[Extracted data entries]
+ + + + +

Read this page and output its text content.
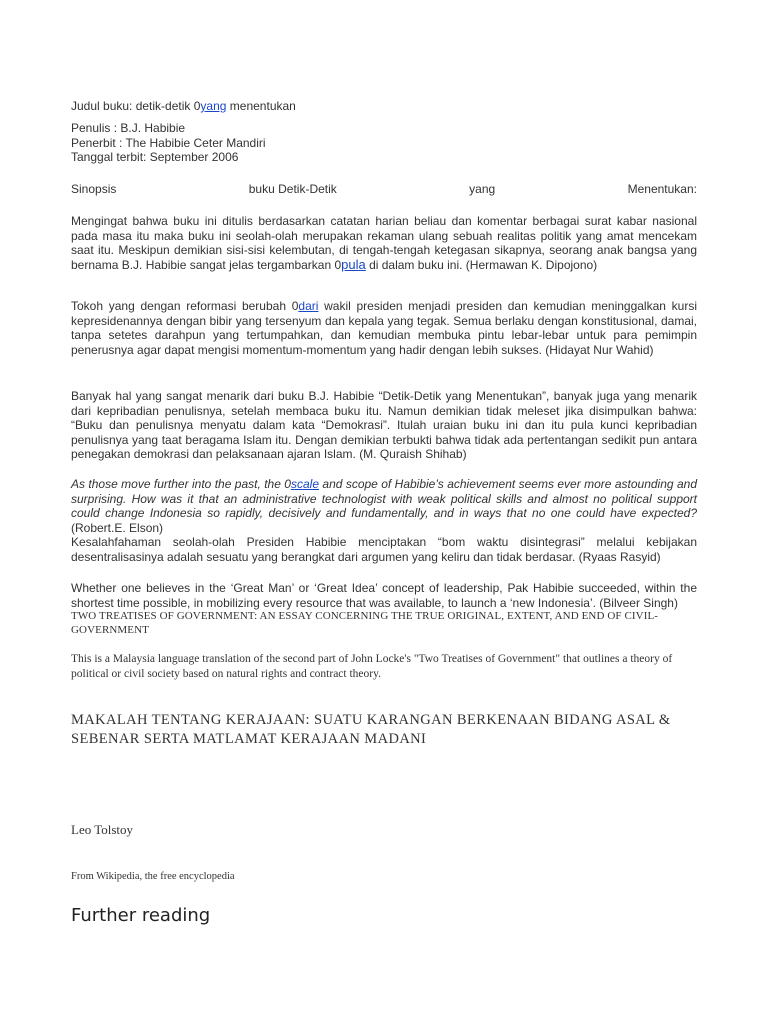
Judul buku: detik-detik 0yang menentukan

Penulis : B.J. Habibie

Penerbit : The Habibie Ceter Mandiri

Tanggal terbit: September 2006

Sinopsis	buku Detik-Detik	yang	Menentukan:

Mengingat bahwa buku ini ditulis berdasarkan catatan harian beliau dan komentar berbagai surat kabar nasional pada masa itu maka buku ini seolah-olah merupakan rekaman ulang sebuah realitas politik yang amat mencekam saat itu. Meskipun demikian sisi-sisi kelembutan, di tengah-tengah ketegasan sikapnya, seorang anak bangsa yang bernama B.J. Habibie sangat jelas tergambarkan 0pula di dalam buku ini. (Hermawan K. Dipojono)

Tokoh yang dengan reformasi berubah 0dari wakil presiden menjadi presiden dan kemudian meninggalkan kursi kepresidenannya dengan bibir yang tersenyum dan kepala yang tegak. Semua berlaku dengan konstitusional, damai, tanpa setetes darahpun yang tertumpahkan, dan kemudian membuka pintu lebar-lebar untuk para pemimpin penerusnya agar dapat mengisi momentum-momentum yang hadir dengan lebih sukses. (Hidayat Nur Wahid)

Banyak hal yang sangat menarik dari buku B.J. Habibie “Detik-Detik yang Menentukan”, banyak juga yang menarik dari kepribadian penulisnya, setelah membaca buku itu. Namun demikian tidak meleset jika disimpulkan bahwa: “Buku dan penulisnya menyatu dalam kata “Demokrasi”. Itulah uraian buku ini dan itu pula kunci kepribadian penulisnya yang taat beragama Islam itu. Dengan demikian terbukti bahwa tidak ada pertentangan sedikit pun antara penegakan demokrasi dan pelaksanaan ajaran Islam. (M. Quraish Shihab)

As those move further into the past, the 0scale and scope of Habibie’s achievement seems ever more astounding and surprising. How was it that an administrative technologist with weak political skills and almost no political support could change Indonesia so rapidly, decisively and fundamentally, and in ways that no one could have expected? (Robert.E. Elson)

Kesalahfahaman seolah-olah Presiden Habibie menciptakan “bom waktu disintegrasi” melalui kebijakan desentralisasinya adalah sesuatu yang berangkat dari argumen yang keliru dan tidak berdasar. (Ryaas Rasyid)

Whether one believes in the ‘Great Man’ or ‘Great Idea’ concept of leadership, Pak Habibie succeeded, within the shortest time possible, in mobilizing every resource that was available, to launch a ‘new Indonesia’. (Bilveer Singh)

TWO TREATISES OF GOVERNMENT: AN ESSAY CONCERNING THE TRUE ORIGINAL, EXTENT, AND END OF CIVIL-GOVERNMENT

This is a Malaysia language translation of the second part of John Locke's "Two Treatises of Government" that outlines a theory of political or civil society based on natural rights and contract theory.

MAKALAH TENTANG KERAJAAN: SUATU KARANGAN BERKENAAN BIDANG ASAL & SEBENAR SERTA MATLAMAT KERAJAAN MADANI

Leo Tolstoy

From Wikipedia, the free encyclopedia

Further reading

+ + + + +

» Work required: Count the lines above that contain the word "political", and reply with only that number.

» Worked answer: 2